** TO BE DONE **
Give the number of lines that include the string "very", nothing more.

** RECORDS **
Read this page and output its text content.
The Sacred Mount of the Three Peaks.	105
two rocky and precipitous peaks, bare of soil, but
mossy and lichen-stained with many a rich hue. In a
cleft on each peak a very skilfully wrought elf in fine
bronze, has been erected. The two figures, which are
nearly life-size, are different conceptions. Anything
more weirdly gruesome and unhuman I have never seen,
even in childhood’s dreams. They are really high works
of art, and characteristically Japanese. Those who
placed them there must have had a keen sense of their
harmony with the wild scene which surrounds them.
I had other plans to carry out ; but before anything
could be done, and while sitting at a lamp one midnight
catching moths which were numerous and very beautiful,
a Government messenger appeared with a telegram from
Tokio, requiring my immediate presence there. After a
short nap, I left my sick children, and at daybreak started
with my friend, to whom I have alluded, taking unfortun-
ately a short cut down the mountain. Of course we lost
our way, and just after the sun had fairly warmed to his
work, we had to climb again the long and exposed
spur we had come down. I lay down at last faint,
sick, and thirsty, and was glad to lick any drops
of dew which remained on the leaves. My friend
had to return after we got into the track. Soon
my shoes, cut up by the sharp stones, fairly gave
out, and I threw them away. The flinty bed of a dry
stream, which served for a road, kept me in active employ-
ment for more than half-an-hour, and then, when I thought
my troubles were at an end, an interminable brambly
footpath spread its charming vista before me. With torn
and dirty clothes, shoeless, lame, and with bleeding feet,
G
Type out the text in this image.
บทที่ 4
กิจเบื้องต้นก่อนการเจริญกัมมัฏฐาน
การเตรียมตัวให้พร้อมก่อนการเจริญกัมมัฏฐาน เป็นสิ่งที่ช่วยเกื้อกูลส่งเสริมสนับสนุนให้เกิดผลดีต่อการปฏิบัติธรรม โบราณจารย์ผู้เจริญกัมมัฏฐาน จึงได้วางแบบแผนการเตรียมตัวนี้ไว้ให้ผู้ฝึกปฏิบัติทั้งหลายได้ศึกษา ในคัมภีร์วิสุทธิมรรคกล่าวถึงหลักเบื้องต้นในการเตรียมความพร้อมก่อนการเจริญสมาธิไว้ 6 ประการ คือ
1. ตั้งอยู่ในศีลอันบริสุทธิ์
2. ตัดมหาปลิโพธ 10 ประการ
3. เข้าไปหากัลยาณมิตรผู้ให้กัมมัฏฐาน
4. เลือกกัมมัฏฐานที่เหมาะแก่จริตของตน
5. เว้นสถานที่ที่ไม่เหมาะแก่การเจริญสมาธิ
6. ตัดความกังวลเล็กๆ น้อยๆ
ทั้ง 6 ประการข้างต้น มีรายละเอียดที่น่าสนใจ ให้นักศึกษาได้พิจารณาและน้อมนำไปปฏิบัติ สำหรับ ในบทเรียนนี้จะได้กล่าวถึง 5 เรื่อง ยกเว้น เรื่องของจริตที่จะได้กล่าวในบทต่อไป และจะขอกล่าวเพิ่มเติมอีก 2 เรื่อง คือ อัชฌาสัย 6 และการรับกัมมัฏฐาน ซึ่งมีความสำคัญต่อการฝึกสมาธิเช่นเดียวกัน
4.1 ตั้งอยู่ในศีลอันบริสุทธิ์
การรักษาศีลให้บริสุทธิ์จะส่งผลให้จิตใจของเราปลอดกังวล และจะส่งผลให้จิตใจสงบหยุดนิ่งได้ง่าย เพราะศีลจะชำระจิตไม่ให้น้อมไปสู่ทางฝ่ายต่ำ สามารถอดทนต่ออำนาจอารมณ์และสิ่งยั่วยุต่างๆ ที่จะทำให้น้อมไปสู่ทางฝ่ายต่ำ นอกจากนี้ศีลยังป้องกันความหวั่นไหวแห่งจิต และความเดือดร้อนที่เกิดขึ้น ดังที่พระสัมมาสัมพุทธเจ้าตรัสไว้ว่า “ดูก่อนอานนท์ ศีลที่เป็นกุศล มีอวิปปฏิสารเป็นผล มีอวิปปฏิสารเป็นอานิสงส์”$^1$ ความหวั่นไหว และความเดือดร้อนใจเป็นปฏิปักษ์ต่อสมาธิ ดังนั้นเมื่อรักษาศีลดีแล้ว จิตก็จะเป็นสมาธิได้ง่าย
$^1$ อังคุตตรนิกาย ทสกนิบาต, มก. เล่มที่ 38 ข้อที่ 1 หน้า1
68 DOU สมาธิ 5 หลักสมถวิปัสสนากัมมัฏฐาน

** SOLUTION TO THE EXERCISE **
2